» **Task description**
Your task is to repeat all of the material exactly.

» **Given records**
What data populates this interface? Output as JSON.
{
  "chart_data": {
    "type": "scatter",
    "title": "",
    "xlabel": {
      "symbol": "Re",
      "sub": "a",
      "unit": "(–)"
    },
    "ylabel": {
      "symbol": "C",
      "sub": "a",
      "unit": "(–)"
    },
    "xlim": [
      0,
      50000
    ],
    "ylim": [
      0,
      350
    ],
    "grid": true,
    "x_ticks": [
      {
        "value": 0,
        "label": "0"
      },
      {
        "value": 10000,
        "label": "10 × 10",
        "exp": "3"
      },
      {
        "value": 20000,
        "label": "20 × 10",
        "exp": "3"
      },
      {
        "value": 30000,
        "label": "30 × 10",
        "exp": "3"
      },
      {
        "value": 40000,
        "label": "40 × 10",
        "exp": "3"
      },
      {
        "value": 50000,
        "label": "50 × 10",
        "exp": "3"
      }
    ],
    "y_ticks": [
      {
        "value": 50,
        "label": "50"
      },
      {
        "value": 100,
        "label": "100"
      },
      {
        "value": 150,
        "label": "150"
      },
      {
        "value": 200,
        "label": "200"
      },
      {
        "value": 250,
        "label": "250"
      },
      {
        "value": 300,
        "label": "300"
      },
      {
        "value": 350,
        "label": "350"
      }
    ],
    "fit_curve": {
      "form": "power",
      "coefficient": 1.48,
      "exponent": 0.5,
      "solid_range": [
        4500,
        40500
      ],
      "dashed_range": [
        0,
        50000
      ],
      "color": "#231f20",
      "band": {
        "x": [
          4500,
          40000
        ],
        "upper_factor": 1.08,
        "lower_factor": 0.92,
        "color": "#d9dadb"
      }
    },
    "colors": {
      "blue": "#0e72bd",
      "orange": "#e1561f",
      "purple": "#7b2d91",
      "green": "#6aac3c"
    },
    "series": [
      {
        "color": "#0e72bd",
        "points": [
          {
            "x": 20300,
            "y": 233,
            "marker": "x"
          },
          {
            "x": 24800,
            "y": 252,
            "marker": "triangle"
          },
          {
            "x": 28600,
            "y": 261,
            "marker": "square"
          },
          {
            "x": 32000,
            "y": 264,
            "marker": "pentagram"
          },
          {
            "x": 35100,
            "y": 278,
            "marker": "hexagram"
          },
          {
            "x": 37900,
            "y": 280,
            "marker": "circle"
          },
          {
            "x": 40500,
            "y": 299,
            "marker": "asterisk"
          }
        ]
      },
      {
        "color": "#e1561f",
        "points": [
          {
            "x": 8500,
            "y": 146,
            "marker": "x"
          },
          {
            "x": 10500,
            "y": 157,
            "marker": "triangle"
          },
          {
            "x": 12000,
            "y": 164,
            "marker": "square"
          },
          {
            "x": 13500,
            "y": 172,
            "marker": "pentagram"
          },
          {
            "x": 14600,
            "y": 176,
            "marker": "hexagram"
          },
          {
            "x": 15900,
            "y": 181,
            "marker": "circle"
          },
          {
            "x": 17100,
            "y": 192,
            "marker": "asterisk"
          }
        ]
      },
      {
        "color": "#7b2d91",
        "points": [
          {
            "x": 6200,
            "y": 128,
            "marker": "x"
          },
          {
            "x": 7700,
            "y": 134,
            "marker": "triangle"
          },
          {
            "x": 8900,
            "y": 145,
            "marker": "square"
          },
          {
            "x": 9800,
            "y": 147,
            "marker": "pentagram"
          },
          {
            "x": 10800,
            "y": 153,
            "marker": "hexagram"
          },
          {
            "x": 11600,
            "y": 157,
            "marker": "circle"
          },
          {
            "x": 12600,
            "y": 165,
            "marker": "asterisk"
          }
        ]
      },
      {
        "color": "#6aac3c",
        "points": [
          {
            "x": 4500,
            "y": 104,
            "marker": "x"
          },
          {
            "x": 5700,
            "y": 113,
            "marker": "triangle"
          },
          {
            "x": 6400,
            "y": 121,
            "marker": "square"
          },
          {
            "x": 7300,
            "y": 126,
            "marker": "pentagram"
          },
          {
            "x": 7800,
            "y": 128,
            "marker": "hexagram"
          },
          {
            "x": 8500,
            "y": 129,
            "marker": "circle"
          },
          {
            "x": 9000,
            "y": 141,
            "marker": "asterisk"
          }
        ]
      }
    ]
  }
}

» **Answer to the exercise**
What data populates this interface? Output as JSON.
{
  "chart_data": {
    "type": "scatter",
    "title": "",
    "xlabel": {
      "symbol": "Re",
      "sub": "a",
      "unit": "(–)"
    },
    "ylabel": {
      "symbol": "C",
      "sub": "a",
      "unit": "(–)"
    },
    "xlim": [
      0,
      50000
    ],
    "ylim": [
      0,
      350
    ],
    "grid": true,
    "x_ticks": [
      {
        "value": 0,
        "label": "0"
      },
      {
        "value": 10000,
        "label": "10 × 10",
        "exp": "3"
      },
      {
        "value": 20000,
        "label": "20 × 10",
        "exp": "3"
      },
      {
        "value": 30000,
        "label": "30 × 10",
        "exp": "3"
      },
      {
        "value": 40000,
        "label": "40 × 10",
        "exp": "3"
      },
      {
        "value": 50000,
        "label": "50 × 10",
        "exp": "3"
      }
    ],
    "y_ticks": [
      {
        "value": 50,
        "label": "50"
      },
      {
        "value": 100,
        "label": "100"
      },
      {
        "value": 150,
        "label": "150"
      },
      {
        "value": 200,
        "label": "200"
      },
      {
        "value": 250,
        "label": "250"
      },
      {
        "value": 300,
        "label": "300"
      },
      {
        "value": 350,
        "label": "350"
      }
    ],
    "fit_curve": {
      "form": "power",
      "coefficient": 1.48,
      "exponent": 0.5,
      "solid_range": [
        4500,
        40500
      ],
      "dashed_range": [
        0,
        50000
      ],
      "color": "#231f20",
      "band": {
        "x": [
          4500,
          40000
        ],
        "upper_factor": 1.08,
        "lower_factor": 0.92,
        "color": "#d9dadb"
      }
    },
    "colors": {
      "blue": "#0e72bd",
      "orange": "#e1561f",
      "purple": "#7b2d91",
      "green": "#6aac3c"
    },
    "series": [
      {
        "color": "#0e72bd",
        "points": [
          {
            "x": 20300,
            "y": 233,
            "marker": "x"
          },
          {
            "x": 24800,
            "y": 252,
            "marker": "triangle"
          },
          {
            "x": 28600,
            "y": 261,
            "marker": "square"
          },
          {
            "x": 32000,
            "y": 264,
            "marker": "pentagram"
          },
          {
            "x": 35100,
            "y": 278,
            "marker": "hexagram"
          },
          {
            "x": 37900,
            "y": 280,
            "marker": "circle"
          },
          {
            "x": 40500,
            "y": 299,
            "marker": "asterisk"
          }
        ]
      },
      {
        "color": "#e1561f",
        "points": [
          {
            "x": 8500,
            "y": 146,
            "marker": "x"
          },
          {
            "x": 10500,
            "y": 157,
            "marker": "triangle"
          },
          {
            "x": 12000,
            "y": 164,
            "marker": "square"
          },
          {
            "x": 13500,
            "y": 172,
            "marker": "pentagram"
          },
          {
            "x": 14600,
            "y": 176,
            "marker": "hexagram"
          },
          {
            "x": 15900,
            "y": 181,
            "marker": "circle"
          },
          {
            "x": 17100,
            "y": 192,
            "marker": "asterisk"
          }
        ]
      },
      {
        "color": "#7b2d91",
        "points": [
          {
            "x": 6200,
            "y": 128,
            "marker": "x"
          },
          {
            "x": 7700,
            "y": 134,
            "marker": "triangle"
          },
          {
            "x": 8900,
            "y": 145,
            "marker": "square"
          },
          {
            "x": 9800,
            "y": 147,
            "marker": "pentagram"
          },
          {
            "x": 10800,
            "y": 153,
            "marker": "hexagram"
          },
          {
            "x": 11600,
            "y": 157,
            "marker": "circle"
          },
          {
            "x": 12600,
            "y": 165,
            "marker": "asterisk"
          }
        ]
      },
      {
        "color": "#6aac3c",
        "points": [
          {
            "x": 4500,
            "y": 104,
            "marker": "x"
          },
          {
            "x": 5700,
            "y": 113,
            "marker": "triangle"
          },
          {
            "x": 6400,
            "y": 121,
            "marker": "square"
          },
          {
            "x": 7300,
            "y": 126,
            "marker": "pentagram"
          },
          {
            "x": 7800,
            "y": 128,
            "marker": "hexagram"
          },
          {
            "x": 8500,
            "y": 129,
            "marker": "circle"
          },
          {
            "x": 9000,
            "y": 141,
            "marker": "asterisk"
          }
        ]
      }
    ]
  }
}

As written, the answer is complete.